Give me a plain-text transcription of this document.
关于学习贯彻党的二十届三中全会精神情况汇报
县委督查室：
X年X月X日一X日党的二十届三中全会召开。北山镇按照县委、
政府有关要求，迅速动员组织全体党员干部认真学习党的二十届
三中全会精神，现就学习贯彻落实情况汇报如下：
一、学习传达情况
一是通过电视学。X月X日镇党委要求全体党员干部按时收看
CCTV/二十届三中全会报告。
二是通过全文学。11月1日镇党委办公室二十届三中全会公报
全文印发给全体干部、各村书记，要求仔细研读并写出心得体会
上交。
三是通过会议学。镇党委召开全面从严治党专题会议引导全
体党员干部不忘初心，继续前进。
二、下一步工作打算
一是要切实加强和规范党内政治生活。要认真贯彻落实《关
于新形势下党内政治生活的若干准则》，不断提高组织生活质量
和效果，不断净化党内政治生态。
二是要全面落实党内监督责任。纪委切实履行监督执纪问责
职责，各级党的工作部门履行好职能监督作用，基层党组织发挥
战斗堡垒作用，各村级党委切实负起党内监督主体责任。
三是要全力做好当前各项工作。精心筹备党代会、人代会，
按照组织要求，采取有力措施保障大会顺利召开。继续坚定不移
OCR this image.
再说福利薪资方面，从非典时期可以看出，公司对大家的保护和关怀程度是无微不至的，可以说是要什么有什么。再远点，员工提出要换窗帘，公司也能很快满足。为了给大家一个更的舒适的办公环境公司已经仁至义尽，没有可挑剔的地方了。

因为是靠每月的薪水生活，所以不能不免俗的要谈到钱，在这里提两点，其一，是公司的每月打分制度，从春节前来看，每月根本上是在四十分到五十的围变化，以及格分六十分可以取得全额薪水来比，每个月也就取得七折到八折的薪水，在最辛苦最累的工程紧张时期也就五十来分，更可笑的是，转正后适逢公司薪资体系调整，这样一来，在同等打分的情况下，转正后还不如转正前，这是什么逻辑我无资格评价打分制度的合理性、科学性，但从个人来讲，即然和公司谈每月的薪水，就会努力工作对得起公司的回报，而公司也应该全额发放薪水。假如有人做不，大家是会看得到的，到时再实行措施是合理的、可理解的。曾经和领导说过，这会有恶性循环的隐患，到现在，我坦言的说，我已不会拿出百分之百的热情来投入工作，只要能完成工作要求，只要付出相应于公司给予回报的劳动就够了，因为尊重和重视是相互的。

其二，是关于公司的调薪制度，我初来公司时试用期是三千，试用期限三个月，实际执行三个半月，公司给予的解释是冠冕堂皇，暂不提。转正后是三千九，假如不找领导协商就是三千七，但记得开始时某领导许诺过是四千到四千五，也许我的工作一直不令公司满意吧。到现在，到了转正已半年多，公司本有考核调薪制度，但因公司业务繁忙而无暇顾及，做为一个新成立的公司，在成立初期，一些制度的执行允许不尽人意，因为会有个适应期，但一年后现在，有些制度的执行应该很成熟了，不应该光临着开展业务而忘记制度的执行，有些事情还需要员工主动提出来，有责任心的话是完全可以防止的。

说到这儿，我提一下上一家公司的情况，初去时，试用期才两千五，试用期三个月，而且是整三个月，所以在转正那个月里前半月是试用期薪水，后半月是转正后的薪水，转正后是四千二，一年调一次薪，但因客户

-------

__What the task requires__: Report how many lines in the listing above include the word "this". Give nothing but the number.

__Exercise result__: 2